Brief: Each record must be reproduced exactly as it is shown.

··· Records to use

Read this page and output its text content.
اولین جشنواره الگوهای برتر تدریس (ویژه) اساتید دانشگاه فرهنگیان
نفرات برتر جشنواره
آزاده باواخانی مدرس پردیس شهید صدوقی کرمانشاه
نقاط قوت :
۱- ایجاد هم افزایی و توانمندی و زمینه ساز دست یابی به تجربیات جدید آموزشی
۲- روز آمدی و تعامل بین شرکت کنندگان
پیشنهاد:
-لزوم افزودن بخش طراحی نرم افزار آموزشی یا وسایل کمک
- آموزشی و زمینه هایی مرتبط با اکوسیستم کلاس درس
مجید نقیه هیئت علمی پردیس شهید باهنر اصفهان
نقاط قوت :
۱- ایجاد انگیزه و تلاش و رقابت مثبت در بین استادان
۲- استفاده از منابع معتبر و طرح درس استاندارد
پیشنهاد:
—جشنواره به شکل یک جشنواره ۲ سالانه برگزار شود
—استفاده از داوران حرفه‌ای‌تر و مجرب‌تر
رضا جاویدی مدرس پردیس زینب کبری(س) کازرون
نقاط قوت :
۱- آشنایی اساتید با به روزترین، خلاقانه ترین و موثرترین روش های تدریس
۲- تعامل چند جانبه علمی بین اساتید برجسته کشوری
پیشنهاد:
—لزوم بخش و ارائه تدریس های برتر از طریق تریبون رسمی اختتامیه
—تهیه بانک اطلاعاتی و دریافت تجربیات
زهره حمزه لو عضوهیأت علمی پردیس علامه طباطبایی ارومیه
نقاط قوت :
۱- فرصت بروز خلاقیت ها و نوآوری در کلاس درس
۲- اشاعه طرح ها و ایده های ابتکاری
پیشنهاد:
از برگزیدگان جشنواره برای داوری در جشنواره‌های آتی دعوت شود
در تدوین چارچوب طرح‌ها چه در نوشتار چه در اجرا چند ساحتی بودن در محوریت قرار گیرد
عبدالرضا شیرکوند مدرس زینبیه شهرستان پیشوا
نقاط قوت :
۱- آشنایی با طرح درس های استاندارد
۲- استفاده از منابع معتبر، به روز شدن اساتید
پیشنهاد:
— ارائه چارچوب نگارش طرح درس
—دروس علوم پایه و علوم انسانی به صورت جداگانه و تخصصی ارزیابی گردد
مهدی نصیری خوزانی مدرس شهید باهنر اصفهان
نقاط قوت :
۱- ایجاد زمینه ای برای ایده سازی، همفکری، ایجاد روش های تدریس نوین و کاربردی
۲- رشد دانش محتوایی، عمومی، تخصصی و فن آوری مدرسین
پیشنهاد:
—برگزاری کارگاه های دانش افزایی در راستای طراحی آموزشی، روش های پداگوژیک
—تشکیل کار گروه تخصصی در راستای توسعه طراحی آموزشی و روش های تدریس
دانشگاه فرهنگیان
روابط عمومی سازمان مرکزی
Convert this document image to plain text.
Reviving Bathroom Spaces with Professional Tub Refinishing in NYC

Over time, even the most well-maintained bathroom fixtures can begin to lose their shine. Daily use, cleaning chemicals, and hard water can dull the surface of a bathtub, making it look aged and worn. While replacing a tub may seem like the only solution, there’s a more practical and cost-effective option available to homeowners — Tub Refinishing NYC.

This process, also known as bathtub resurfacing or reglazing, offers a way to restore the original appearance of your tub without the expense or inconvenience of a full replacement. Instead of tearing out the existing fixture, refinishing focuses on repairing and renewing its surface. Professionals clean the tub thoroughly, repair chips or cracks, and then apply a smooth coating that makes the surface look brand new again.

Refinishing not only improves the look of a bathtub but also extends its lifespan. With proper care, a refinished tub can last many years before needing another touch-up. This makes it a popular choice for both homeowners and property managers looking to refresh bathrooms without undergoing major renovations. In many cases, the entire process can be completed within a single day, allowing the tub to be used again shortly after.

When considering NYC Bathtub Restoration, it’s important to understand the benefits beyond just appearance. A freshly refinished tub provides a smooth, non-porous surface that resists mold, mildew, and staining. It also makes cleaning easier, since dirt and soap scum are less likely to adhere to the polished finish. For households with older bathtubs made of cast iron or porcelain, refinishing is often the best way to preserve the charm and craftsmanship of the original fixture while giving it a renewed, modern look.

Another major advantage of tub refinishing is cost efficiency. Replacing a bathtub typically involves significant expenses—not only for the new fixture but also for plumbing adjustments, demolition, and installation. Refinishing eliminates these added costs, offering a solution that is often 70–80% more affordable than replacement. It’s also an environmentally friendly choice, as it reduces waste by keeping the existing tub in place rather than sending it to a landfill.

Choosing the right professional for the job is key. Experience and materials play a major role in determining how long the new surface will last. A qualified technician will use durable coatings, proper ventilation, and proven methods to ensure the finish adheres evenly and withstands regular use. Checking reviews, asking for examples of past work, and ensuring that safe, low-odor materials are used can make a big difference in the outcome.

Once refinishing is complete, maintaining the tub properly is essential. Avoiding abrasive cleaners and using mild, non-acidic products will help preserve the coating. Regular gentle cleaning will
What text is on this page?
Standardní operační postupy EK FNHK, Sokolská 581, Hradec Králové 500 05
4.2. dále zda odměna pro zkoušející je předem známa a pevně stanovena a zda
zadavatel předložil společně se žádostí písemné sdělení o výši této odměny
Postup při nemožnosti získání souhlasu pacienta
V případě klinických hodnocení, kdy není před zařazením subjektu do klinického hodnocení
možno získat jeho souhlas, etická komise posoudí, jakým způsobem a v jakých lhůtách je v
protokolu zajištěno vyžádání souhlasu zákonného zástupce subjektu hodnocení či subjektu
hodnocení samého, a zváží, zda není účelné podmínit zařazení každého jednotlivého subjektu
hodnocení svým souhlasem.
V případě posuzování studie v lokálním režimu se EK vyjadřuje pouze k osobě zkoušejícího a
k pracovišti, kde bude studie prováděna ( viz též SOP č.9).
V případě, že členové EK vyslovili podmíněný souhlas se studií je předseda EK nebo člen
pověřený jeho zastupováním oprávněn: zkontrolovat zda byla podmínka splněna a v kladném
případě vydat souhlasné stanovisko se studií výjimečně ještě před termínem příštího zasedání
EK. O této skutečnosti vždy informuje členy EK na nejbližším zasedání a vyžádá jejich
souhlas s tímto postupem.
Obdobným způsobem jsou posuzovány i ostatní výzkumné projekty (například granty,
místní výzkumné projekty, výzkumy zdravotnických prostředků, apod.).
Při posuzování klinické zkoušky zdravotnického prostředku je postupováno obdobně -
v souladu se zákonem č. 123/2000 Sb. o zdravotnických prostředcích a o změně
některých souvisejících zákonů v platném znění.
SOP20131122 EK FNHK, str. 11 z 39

······

Answer below:
Read this page and output its text content.
اولین جشنواره الگوهای برتر تدریس (ویژه) اساتید دانشگاه فرهنگیان
نفرات برتر جشنواره
آزاده باواخانی مدرس پردیس شهید صدوقی کرمانشاه
نقاط قوت :
۱- ایجاد هم افزایی و توانمندی و زمینه ساز دست یابی به تجربیات جدید آموزشی
۲- روز آمدی و تعامل بین شرکت کنندگان
پیشنهاد:
-لزوم افزودن بخش طراحی نرم افزار آموزشی یا وسایل کمک
- آموزشی و زمینه هایی مرتبط با اکوسیستم کلاس درس
مجید نقیه هیئت علمی پردیس شهید باهنر اصفهان
نقاط قوت :
۱- ایجاد انگیزه و تلاش و رقابت مثبت در بین استادان
۲- استفاده از منابع معتبر و طرح درس استاندارد
پیشنهاد:
—جشنواره به شکل یک جشنواره ۲ سالانه برگزار شود
—استفاده از داوران حرفه‌ای‌تر و مجرب‌تر
رضا جاویدی مدرس پردیس زینب کبری(س) کازرون
نقاط قوت :
۱- آشنایی اساتید با به روزترین، خلاقانه ترین و موثرترین روش های تدریس
۲- تعامل چند جانبه علمی بین اساتید برجسته کشوری
پیشنهاد:
—لزوم بخش و ارائه تدریس های برتر از طریق تریبون رسمی اختتامیه
—تهیه بانک اطلاعاتی و دریافت تجربیات
زهره حمزه لو عضوهیأت علمی پردیس علامه طباطبایی ارومیه
نقاط قوت :
۱- فرصت بروز خلاقیت ها و نوآوری در کلاس درس
۲- اشاعه طرح ها و ایده های ابتکاری
پیشنهاد:
از برگزیدگان جشنواره برای داوری در جشنواره‌های آتی دعوت شود
در تدوین چارچوب طرح‌ها چه در نوشتار چه در اجرا چند ساحتی بودن در محوریت قرار گیرد
عبدالرضا شیرکوند مدرس زینبیه شهرستان پیشوا
نقاط قوت :
۱- آشنایی با طرح درس های استاندارد
۲- استفاده از منابع معتبر، به روز شدن اساتید
پیشنهاد:
— ارائه چارچوب نگارش طرح درس
—دروس علوم پایه و علوم انسانی به صورت جداگانه و تخصصی ارزیابی گردد
مهدی نصیری خوزانی مدرس شهید باهنر اصفهان
نقاط قوت :
۱- ایجاد زمینه ای برای ایده سازی، همفکری، ایجاد روش های تدریس نوین و کاربردی
۲- رشد دانش محتوایی، عمومی، تخصصی و فن آوری مدرسین
پیشنهاد:
—برگزاری کارگاه های دانش افزایی در راستای طراحی آموزشی، روش های پداگوژیک
—تشکیل کار گروه تخصصی در راستای توسعه طراحی آموزشی و روش های تدریس
دانشگاه فرهنگیان
روابط عمومی سازمان مرکزی
Convert this document image to plain text.
Reviving Bathroom Spaces with Professional Tub Refinishing in NYC

Over time, even the most well-maintained bathroom fixtures can begin to lose their shine. Daily use, cleaning chemicals, and hard water can dull the surface of a bathtub, making it look aged and worn. While replacing a tub may seem like the only solution, there’s a more practical and cost-effective option available to homeowners — Tub Refinishing NYC.

This process, also known as bathtub resurfacing or reglazing, offers a way to restore the original appearance of your tub without the expense or inconvenience of a full replacement. Instead of tearing out the existing fixture, refinishing focuses on repairing and renewing its surface. Professionals clean the tub thoroughly, repair chips or cracks, and then apply a smooth coating that makes the surface look brand new again.

Refinishing not only improves the look of a bathtub but also extends its lifespan. With proper care, a refinished tub can last many years before needing another touch-up. This makes it a popular choice for both homeowners and property managers looking to refresh bathrooms without undergoing major renovations. In many cases, the entire process can be completed within a single day, allowing the tub to be used again shortly after.

When considering NYC Bathtub Restoration, it’s important to understand the benefits beyond just appearance. A freshly refinished tub provides a smooth, non-porous surface that resists mold, mildew, and staining. It also makes cleaning easier, since dirt and soap scum are less likely to adhere to the polished finish. For households with older bathtubs made of cast iron or porcelain, refinishing is often the best way to preserve the charm and craftsmanship of the original fixture while giving it a renewed, modern look.

Another major advantage of tub refinishing is cost efficiency. Replacing a bathtub typically involves significant expenses—not only for the new fixture but also for plumbing adjustments, demolition, and installation. Refinishing eliminates these added costs, offering a solution that is often 70–80% more affordable than replacement. It’s also an environmentally friendly choice, as it reduces waste by keeping the existing tub in place rather than sending it to a landfill.

Choosing the right professional for the job is key. Experience and materials play a major role in determining how long the new surface will last. A qualified technician will use durable coatings, proper ventilation, and proven methods to ensure the finish adheres evenly and withstands regular use. Checking reviews, asking for examples of past work, and ensuring that safe, low-odor materials are used can make a big difference in the outcome.

Once refinishing is complete, maintaining the tub properly is essential. Avoiding abrasive cleaners and using mild, non-acidic products will help preserve the coating. Regular gentle cleaning will
What text is on this page?
Standardní operační postupy EK FNHK, Sokolská 581, Hradec Králové 500 05
4.2. dále zda odměna pro zkoušející je předem známa a pevně stanovena a zda
zadavatel předložil společně se žádostí písemné sdělení o výši této odměny
Postup při nemožnosti získání souhlasu pacienta
V případě klinických hodnocení, kdy není před zařazením subjektu do klinického hodnocení
možno získat jeho souhlas, etická komise posoudí, jakým způsobem a v jakých lhůtách je v
protokolu zajištěno vyžádání souhlasu zákonného zástupce subjektu hodnocení či subjektu
hodnocení samého, a zváží, zda není účelné podmínit zařazení každého jednotlivého subjektu
hodnocení svým souhlasem.
V případě posuzování studie v lokálním režimu se EK vyjadřuje pouze k osobě zkoušejícího a
k pracovišti, kde bude studie prováděna ( viz též SOP č.9).
V případě, že členové EK vyslovili podmíněný souhlas se studií je předseda EK nebo člen
pověřený jeho zastupováním oprávněn: zkontrolovat zda byla podmínka splněna a v kladném
případě vydat souhlasné stanovisko se studií výjimečně ještě před termínem příštího zasedání
EK. O této skutečnosti vždy informuje členy EK na nejbližším zasedání a vyžádá jejich
souhlas s tímto postupem.
Obdobným způsobem jsou posuzovány i ostatní výzkumné projekty (například granty,
místní výzkumné projekty, výzkumy zdravotnických prostředků, apod.).
Při posuzování klinické zkoušky zdravotnického prostředku je postupováno obdobně -
v souladu se zákonem č. 123/2000 Sb. o zdravotnických prostředcích a o změně
některých souvisejících zákonů v platném znění.
SOP20131122 EK FNHK, str. 11 z 39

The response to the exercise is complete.